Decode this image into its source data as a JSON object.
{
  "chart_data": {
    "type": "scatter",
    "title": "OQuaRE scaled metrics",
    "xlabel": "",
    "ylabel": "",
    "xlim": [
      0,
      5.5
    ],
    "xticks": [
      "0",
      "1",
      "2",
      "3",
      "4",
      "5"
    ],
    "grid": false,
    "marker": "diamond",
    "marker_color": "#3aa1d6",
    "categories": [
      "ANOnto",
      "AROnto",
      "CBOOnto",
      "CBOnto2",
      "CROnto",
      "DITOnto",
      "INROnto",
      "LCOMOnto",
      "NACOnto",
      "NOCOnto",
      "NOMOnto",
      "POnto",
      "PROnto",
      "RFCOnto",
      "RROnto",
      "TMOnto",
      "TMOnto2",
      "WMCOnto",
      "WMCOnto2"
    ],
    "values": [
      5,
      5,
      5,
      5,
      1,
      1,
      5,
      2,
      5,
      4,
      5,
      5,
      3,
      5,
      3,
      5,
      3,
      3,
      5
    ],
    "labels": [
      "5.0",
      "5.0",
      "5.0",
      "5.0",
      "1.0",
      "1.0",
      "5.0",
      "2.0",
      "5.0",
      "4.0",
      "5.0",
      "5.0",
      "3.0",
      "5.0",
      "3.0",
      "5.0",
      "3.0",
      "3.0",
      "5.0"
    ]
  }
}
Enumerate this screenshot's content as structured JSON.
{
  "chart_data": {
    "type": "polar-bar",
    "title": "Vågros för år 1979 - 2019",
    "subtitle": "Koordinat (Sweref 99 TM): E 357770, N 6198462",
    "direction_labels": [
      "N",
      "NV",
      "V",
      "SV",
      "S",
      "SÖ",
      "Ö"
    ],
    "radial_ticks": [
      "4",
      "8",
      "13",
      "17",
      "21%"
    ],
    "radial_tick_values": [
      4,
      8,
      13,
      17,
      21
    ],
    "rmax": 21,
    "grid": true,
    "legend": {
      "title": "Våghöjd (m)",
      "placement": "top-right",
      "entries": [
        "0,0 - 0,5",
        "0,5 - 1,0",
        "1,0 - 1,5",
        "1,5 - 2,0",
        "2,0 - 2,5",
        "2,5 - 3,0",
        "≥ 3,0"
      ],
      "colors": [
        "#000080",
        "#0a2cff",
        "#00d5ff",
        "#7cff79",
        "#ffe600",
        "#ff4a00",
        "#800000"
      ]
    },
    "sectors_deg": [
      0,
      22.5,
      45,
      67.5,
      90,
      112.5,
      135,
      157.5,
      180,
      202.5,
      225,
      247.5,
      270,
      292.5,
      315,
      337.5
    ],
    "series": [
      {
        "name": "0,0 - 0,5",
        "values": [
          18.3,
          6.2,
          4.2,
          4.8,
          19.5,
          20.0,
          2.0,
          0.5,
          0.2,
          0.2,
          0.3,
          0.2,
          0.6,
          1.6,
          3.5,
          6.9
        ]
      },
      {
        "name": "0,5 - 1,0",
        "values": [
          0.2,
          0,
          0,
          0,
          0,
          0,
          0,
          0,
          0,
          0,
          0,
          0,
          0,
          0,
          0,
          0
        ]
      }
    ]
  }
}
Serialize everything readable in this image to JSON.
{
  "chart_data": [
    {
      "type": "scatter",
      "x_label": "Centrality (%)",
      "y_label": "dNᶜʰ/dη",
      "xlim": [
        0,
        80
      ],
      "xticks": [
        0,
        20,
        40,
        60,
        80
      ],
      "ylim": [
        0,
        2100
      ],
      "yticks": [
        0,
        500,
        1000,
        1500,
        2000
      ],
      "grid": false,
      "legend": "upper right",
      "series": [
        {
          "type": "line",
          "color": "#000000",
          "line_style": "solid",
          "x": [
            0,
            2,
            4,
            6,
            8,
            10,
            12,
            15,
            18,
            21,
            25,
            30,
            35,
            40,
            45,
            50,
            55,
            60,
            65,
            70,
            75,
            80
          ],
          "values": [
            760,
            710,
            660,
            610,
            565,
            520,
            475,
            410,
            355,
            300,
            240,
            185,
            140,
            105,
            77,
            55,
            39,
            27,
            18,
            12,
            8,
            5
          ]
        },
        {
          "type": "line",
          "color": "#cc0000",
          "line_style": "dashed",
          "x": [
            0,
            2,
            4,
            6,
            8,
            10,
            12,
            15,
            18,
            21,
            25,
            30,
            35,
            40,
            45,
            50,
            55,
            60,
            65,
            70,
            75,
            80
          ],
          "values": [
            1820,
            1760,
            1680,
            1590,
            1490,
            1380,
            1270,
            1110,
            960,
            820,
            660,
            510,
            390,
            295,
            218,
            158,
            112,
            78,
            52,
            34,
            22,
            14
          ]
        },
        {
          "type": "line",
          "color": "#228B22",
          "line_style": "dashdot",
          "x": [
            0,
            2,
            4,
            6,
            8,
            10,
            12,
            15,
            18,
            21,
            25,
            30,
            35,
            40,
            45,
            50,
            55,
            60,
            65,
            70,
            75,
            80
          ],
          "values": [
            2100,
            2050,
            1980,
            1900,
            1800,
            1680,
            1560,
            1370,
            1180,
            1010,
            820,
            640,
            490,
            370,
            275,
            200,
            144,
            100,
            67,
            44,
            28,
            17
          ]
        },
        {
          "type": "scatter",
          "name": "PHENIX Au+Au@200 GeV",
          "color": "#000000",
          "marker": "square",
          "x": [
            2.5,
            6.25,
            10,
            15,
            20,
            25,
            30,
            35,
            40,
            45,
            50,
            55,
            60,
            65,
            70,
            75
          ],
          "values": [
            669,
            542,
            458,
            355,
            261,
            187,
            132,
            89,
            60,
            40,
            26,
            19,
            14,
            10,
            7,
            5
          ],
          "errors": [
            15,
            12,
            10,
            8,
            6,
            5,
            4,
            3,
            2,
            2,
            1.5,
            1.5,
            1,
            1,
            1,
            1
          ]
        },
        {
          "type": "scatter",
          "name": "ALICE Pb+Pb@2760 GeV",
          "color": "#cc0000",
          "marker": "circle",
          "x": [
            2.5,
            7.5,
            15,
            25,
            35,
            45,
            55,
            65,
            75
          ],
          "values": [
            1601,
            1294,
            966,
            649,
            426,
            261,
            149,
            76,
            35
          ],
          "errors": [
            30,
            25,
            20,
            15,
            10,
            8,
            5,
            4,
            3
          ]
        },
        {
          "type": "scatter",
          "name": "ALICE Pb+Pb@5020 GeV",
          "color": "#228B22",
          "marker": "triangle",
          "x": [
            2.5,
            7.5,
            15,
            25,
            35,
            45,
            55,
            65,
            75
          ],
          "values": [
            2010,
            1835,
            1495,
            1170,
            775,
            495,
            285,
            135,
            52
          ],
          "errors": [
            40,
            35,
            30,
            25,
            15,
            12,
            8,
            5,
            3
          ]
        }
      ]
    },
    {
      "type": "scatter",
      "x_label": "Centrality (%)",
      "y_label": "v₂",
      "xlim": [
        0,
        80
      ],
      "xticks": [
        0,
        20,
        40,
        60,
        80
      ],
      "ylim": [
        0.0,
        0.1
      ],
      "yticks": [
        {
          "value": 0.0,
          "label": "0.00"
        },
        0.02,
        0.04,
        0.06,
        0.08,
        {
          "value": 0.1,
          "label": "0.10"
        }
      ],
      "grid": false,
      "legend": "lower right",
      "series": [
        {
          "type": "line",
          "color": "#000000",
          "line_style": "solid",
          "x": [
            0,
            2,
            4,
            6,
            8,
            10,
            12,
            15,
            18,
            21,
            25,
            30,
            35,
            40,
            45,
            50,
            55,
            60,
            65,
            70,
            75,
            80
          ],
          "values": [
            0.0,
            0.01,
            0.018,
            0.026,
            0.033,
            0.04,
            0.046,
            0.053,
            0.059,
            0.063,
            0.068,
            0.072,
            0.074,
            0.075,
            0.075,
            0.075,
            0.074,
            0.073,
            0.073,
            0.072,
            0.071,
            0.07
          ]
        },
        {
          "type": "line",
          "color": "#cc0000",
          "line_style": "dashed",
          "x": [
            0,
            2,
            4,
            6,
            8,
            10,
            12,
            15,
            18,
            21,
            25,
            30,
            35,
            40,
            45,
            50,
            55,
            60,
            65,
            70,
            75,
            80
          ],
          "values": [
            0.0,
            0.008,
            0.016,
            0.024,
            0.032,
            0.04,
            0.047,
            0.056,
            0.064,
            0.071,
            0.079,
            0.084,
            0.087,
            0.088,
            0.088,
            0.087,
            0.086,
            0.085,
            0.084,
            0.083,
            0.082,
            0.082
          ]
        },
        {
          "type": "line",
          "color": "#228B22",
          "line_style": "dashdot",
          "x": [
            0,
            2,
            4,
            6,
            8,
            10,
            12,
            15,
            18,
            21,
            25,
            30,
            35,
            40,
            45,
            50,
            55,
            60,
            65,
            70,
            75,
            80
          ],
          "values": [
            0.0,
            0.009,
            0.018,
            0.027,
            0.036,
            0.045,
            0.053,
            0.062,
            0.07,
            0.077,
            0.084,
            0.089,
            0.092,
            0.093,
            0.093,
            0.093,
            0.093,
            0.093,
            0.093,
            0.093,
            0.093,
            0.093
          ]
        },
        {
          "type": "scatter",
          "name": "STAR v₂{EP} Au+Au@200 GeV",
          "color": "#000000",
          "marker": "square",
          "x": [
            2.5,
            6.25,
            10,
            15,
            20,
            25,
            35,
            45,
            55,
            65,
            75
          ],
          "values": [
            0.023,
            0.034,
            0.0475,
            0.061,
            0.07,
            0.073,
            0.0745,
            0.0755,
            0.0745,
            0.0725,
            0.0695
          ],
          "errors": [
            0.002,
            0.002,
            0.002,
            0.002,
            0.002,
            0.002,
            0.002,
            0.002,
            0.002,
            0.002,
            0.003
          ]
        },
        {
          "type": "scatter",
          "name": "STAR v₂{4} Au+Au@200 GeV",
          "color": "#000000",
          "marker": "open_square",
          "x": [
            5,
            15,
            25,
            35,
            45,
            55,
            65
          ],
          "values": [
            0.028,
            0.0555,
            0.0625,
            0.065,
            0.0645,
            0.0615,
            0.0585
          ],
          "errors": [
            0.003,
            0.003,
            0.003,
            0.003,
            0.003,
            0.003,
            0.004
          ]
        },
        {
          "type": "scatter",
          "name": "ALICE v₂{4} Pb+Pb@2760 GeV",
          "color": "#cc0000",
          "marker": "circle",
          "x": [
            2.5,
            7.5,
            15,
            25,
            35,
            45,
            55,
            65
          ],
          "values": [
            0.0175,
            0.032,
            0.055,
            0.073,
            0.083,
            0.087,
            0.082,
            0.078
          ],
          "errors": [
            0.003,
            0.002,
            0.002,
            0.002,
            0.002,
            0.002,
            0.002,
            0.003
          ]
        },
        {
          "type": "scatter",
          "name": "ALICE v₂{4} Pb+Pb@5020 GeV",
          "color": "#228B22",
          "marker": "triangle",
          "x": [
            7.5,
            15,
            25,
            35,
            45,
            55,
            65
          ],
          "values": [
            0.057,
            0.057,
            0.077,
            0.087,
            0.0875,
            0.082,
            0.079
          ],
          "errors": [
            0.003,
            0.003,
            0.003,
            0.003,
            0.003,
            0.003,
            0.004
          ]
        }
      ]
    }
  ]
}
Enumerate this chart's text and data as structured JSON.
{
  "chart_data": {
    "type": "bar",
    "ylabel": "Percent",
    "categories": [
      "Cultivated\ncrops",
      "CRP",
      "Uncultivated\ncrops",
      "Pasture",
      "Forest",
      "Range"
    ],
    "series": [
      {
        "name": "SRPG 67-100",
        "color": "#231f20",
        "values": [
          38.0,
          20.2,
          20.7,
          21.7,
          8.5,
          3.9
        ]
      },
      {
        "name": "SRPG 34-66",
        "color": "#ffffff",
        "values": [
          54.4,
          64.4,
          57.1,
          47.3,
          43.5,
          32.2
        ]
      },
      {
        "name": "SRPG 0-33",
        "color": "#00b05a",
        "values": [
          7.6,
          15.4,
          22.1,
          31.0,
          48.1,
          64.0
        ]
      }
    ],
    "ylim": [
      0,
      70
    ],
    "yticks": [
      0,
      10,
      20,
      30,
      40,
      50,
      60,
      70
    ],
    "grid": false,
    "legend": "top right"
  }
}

####################

Task description – Locate the word "image" in the entries, and copy every line where it is found.

Complete answer –
Decode this image into its source data as a JSON object.
Serialize everything readable in this image to JSON.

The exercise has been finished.